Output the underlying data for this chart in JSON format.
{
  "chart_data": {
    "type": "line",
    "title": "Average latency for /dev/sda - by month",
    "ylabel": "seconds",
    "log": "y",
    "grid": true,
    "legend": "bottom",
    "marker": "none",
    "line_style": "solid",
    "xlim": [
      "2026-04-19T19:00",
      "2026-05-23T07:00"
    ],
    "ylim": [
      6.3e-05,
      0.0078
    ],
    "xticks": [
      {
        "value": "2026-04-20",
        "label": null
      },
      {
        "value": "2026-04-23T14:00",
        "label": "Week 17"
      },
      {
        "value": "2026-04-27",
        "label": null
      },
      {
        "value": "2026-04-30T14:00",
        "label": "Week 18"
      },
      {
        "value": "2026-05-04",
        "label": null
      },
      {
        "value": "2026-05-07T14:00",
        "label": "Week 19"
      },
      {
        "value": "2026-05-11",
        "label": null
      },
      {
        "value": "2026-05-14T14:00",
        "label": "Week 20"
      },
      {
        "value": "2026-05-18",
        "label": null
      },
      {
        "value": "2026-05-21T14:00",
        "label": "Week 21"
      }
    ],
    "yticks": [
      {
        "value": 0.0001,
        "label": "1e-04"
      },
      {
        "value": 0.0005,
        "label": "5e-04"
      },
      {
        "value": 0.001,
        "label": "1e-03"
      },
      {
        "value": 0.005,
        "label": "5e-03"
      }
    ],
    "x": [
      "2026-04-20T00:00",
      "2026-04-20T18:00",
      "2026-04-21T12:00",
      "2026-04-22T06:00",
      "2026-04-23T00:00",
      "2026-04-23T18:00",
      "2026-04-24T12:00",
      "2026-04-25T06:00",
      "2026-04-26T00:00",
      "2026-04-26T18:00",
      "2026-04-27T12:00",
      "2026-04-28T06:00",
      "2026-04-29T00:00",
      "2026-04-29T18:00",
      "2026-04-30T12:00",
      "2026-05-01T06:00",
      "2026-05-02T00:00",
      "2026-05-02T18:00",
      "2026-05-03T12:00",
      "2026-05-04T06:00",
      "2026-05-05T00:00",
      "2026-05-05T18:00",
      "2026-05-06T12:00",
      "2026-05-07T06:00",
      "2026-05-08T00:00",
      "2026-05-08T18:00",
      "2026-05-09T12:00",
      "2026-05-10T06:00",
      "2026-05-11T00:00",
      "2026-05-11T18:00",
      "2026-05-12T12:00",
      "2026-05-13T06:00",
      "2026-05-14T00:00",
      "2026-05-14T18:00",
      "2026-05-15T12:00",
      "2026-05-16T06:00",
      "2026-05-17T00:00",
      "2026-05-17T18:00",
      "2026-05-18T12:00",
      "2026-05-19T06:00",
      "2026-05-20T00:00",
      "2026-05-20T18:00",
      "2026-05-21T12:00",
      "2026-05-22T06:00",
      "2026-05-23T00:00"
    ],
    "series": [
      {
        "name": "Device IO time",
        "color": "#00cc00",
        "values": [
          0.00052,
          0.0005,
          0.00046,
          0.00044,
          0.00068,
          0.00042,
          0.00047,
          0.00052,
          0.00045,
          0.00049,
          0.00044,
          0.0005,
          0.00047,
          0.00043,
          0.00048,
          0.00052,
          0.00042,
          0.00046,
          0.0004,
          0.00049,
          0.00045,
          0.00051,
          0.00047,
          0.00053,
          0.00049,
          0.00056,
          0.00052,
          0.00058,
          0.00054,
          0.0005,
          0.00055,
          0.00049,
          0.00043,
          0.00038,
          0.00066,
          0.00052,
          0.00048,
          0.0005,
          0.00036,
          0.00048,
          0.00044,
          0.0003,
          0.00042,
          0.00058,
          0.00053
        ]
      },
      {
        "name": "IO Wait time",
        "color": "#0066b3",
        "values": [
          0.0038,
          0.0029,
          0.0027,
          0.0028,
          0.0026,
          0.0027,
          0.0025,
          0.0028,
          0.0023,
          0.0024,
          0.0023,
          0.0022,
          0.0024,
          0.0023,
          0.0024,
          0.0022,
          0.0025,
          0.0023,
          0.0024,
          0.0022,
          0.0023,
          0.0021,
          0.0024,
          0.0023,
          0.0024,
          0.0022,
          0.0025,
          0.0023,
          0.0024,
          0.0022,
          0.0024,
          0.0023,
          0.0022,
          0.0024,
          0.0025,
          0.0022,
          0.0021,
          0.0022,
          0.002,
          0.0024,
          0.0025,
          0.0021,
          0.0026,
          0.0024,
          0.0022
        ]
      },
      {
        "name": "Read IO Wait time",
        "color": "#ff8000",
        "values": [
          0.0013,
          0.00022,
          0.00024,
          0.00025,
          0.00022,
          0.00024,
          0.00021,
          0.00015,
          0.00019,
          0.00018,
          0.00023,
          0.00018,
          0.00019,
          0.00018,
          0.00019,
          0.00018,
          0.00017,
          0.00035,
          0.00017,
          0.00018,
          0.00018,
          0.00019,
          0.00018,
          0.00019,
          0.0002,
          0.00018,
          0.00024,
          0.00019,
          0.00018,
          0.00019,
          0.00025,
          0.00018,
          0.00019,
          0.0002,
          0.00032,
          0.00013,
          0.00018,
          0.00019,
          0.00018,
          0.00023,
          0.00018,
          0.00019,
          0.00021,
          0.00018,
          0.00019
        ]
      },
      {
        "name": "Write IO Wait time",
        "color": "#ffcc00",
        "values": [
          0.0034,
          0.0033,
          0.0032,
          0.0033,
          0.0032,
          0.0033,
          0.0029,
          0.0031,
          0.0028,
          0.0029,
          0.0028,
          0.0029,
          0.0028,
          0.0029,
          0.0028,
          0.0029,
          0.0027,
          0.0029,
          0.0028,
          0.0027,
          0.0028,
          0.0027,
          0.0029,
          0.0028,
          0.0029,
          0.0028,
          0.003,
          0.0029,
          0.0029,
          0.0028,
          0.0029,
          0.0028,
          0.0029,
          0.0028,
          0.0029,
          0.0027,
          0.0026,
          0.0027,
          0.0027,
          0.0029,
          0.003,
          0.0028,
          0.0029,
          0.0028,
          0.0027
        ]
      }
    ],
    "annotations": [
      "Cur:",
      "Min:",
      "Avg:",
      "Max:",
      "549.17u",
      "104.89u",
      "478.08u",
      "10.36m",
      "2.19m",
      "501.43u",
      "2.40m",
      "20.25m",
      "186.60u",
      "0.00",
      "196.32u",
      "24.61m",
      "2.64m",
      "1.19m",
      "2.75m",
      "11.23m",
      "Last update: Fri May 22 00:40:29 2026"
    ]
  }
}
++++
What the exercise asks:
Examine the records and report how many lines contain the string "color". Only the number should be given.

The output:
4